Will you give the material below again, every line exactly as it is?

★ ★ ★ ★

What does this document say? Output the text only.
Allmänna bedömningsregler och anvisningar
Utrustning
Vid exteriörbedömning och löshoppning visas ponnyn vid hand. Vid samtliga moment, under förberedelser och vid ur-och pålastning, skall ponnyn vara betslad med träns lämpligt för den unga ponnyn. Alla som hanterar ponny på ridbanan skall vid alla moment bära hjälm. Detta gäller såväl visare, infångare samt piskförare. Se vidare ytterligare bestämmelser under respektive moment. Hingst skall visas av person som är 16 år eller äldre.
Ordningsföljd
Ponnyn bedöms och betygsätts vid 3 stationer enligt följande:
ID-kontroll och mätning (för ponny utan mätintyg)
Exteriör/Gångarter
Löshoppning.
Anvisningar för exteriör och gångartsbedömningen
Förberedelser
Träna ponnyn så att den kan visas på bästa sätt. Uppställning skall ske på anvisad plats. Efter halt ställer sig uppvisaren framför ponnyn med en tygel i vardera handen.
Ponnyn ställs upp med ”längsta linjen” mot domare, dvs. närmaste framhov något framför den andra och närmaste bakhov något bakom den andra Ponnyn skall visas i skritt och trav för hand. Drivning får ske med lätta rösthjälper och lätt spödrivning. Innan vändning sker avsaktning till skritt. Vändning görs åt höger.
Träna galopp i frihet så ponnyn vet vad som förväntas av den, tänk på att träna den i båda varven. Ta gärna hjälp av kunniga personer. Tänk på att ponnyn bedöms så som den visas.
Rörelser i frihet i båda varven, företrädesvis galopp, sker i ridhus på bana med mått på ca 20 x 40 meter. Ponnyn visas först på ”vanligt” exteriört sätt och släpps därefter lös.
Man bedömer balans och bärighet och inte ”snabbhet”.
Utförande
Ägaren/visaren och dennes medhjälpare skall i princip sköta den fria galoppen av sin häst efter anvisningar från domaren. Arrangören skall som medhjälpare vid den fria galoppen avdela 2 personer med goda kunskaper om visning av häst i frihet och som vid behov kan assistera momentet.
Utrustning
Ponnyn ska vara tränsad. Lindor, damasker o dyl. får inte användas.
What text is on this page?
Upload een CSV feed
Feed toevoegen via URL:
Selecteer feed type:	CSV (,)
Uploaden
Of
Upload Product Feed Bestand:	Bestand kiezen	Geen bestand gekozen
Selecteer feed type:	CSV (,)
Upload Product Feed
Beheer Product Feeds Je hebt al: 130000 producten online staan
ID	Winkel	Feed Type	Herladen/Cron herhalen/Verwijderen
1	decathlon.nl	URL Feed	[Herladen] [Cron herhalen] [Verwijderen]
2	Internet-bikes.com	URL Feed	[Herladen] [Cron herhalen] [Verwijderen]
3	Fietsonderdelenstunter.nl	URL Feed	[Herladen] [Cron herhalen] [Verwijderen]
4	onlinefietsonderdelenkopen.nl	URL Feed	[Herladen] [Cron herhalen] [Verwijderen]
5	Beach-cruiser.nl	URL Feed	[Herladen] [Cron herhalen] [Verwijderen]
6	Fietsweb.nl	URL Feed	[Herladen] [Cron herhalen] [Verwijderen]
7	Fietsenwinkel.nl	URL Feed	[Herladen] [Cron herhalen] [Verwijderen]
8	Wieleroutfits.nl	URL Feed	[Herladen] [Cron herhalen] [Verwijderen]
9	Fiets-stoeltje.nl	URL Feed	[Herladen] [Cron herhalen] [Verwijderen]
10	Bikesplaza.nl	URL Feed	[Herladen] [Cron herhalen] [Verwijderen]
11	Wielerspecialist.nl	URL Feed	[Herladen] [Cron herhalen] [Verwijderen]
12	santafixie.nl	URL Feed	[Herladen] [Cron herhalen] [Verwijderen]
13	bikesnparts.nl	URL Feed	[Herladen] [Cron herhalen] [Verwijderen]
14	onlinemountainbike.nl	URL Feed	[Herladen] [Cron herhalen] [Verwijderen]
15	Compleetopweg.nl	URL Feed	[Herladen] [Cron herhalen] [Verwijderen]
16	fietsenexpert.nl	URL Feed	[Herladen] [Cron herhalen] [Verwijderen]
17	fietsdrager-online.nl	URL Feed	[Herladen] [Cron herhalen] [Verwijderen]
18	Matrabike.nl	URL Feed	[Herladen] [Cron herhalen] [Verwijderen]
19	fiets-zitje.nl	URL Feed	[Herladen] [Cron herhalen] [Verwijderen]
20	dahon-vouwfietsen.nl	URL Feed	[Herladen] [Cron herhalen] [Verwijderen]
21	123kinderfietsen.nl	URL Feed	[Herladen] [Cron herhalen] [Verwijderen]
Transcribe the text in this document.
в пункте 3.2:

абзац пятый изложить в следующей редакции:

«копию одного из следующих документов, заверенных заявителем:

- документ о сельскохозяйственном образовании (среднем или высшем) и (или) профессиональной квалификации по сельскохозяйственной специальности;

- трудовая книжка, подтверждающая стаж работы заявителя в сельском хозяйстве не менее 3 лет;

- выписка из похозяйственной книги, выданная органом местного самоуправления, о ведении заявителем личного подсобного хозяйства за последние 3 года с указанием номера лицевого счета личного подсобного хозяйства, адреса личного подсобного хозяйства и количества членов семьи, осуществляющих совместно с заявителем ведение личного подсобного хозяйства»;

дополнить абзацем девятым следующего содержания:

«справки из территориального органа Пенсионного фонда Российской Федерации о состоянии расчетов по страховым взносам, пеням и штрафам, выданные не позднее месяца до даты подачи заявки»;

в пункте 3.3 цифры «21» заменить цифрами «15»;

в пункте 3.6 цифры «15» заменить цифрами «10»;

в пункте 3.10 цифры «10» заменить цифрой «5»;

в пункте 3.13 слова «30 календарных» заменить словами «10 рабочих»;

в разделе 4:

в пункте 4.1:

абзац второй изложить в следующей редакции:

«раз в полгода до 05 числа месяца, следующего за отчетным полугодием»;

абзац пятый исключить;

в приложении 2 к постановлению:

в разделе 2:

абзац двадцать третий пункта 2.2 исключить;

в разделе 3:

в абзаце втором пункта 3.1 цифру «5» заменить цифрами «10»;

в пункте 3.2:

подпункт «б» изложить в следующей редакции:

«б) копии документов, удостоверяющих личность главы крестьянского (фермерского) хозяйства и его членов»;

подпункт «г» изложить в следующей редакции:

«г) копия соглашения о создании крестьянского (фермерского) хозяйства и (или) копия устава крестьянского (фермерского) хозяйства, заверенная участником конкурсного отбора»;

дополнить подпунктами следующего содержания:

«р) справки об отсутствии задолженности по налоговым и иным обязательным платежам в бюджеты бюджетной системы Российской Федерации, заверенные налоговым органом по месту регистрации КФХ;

★ ★ ★ ★

SOLUTION BELOW:
What does this document say? Output the text only.
Allmänna bedömningsregler och anvisningar
Utrustning
Vid exteriörbedömning och löshoppning visas ponnyn vid hand. Vid samtliga moment, under förberedelser och vid ur-och pålastning, skall ponnyn vara betslad med träns lämpligt för den unga ponnyn. Alla som hanterar ponny på ridbanan skall vid alla moment bära hjälm. Detta gäller såväl visare, infångare samt piskförare. Se vidare ytterligare bestämmelser under respektive moment. Hingst skall visas av person som är 16 år eller äldre.
Ordningsföljd
Ponnyn bedöms och betygsätts vid 3 stationer enligt följande:
ID-kontroll och mätning (för ponny utan mätintyg)
Exteriör/Gångarter
Löshoppning.
Anvisningar för exteriör och gångartsbedömningen
Förberedelser
Träna ponnyn så att den kan visas på bästa sätt. Uppställning skall ske på anvisad plats. Efter halt ställer sig uppvisaren framför ponnyn med en tygel i vardera handen.
Ponnyn ställs upp med ”längsta linjen” mot domare, dvs. närmaste framhov något framför den andra och närmaste bakhov något bakom den andra Ponnyn skall visas i skritt och trav för hand. Drivning får ske med lätta rösthjälper och lätt spödrivning. Innan vändning sker avsaktning till skritt. Vändning görs åt höger.
Träna galopp i frihet så ponnyn vet vad som förväntas av den, tänk på att träna den i båda varven. Ta gärna hjälp av kunniga personer. Tänk på att ponnyn bedöms så som den visas.
Rörelser i frihet i båda varven, företrädesvis galopp, sker i ridhus på bana med mått på ca 20 x 40 meter. Ponnyn visas först på ”vanligt” exteriört sätt och släpps därefter lös.
Man bedömer balans och bärighet och inte ”snabbhet”.
Utförande
Ägaren/visaren och dennes medhjälpare skall i princip sköta den fria galoppen av sin häst efter anvisningar från domaren. Arrangören skall som medhjälpare vid den fria galoppen avdela 2 personer med goda kunskaper om visning av häst i frihet och som vid behov kan assistera momentet.
Utrustning
Ponnyn ska vara tränsad. Lindor, damasker o dyl. får inte användas.
What text is on this page?
Upload een CSV feed
Feed toevoegen via URL:
Selecteer feed type:	CSV (,)
Uploaden
Of
Upload Product Feed Bestand:	Bestand kiezen	Geen bestand gekozen
Selecteer feed type:	CSV (,)
Upload Product Feed
Beheer Product Feeds Je hebt al: 130000 producten online staan
ID	Winkel	Feed Type	Herladen/Cron herhalen/Verwijderen
1	decathlon.nl	URL Feed	[Herladen] [Cron herhalen] [Verwijderen]
2	Internet-bikes.com	URL Feed	[Herladen] [Cron herhalen] [Verwijderen]
3	Fietsonderdelenstunter.nl	URL Feed	[Herladen] [Cron herhalen] [Verwijderen]
4	onlinefietsonderdelenkopen.nl	URL Feed	[Herladen] [Cron herhalen] [Verwijderen]
5	Beach-cruiser.nl	URL Feed	[Herladen] [Cron herhalen] [Verwijderen]
6	Fietsweb.nl	URL Feed	[Herladen] [Cron herhalen] [Verwijderen]
7	Fietsenwinkel.nl	URL Feed	[Herladen] [Cron herhalen] [Verwijderen]
8	Wieleroutfits.nl	URL Feed	[Herladen] [Cron herhalen] [Verwijderen]
9	Fiets-stoeltje.nl	URL Feed	[Herladen] [Cron herhalen] [Verwijderen]
10	Bikesplaza.nl	URL Feed	[Herladen] [Cron herhalen] [Verwijderen]
11	Wielerspecialist.nl	URL Feed	[Herladen] [Cron herhalen] [Verwijderen]
12	santafixie.nl	URL Feed	[Herladen] [Cron herhalen] [Verwijderen]
13	bikesnparts.nl	URL Feed	[Herladen] [Cron herhalen] [Verwijderen]
14	onlinemountainbike.nl	URL Feed	[Herladen] [Cron herhalen] [Verwijderen]
15	Compleetopweg.nl	URL Feed	[Herladen] [Cron herhalen] [Verwijderen]
16	fietsenexpert.nl	URL Feed	[Herladen] [Cron herhalen] [Verwijderen]
17	fietsdrager-online.nl	URL Feed	[Herladen] [Cron herhalen] [Verwijderen]
18	Matrabike.nl	URL Feed	[Herladen] [Cron herhalen] [Verwijderen]
19	fiets-zitje.nl	URL Feed	[Herladen] [Cron herhalen] [Verwijderen]
20	dahon-vouwfietsen.nl	URL Feed	[Herladen] [Cron herhalen] [Verwijderen]
21	123kinderfietsen.nl	URL Feed	[Herladen] [Cron herhalen] [Verwijderen]
Transcribe the text in this document.
в пункте 3.2:

абзац пятый изложить в следующей редакции:

«копию одного из следующих документов, заверенных заявителем:

- документ о сельскохозяйственном образовании (среднем или высшем) и (или) профессиональной квалификации по сельскохозяйственной специальности;

- трудовая книжка, подтверждающая стаж работы заявителя в сельском хозяйстве не менее 3 лет;

- выписка из похозяйственной книги, выданная органом местного самоуправления, о ведении заявителем личного подсобного хозяйства за последние 3 года с указанием номера лицевого счета личного подсобного хозяйства, адреса личного подсобного хозяйства и количества членов семьи, осуществляющих совместно с заявителем ведение личного подсобного хозяйства»;

дополнить абзацем девятым следующего содержания:

«справки из территориального органа Пенсионного фонда Российской Федерации о состоянии расчетов по страховым взносам, пеням и штрафам, выданные не позднее месяца до даты подачи заявки»;

в пункте 3.3 цифры «21» заменить цифрами «15»;

в пункте 3.6 цифры «15» заменить цифрами «10»;

в пункте 3.10 цифры «10» заменить цифрой «5»;

в пункте 3.13 слова «30 календарных» заменить словами «10 рабочих»;

в разделе 4:

в пункте 4.1:

абзац второй изложить в следующей редакции:

«раз в полгода до 05 числа месяца, следующего за отчетным полугодием»;

абзац пятый исключить;

в приложении 2 к постановлению:

в разделе 2:

абзац двадцать третий пункта 2.2 исключить;

в разделе 3:

в абзаце втором пункта 3.1 цифру «5» заменить цифрами «10»;

в пункте 3.2:

подпункт «б» изложить в следующей редакции:

«б) копии документов, удостоверяющих личность главы крестьянского (фермерского) хозяйства и его членов»;

подпункт «г» изложить в следующей редакции:

«г) копия соглашения о создании крестьянского (фермерского) хозяйства и (или) копия устава крестьянского (фермерского) хозяйства, заверенная участником конкурсного отбора»;

дополнить подпунктами следующего содержания:

«р) справки об отсутствии задолженности по налоговым и иным обязательным платежам в бюджеты бюджетной системы Российской Федерации, заверенные налоговым органом по месту регистрации КФХ;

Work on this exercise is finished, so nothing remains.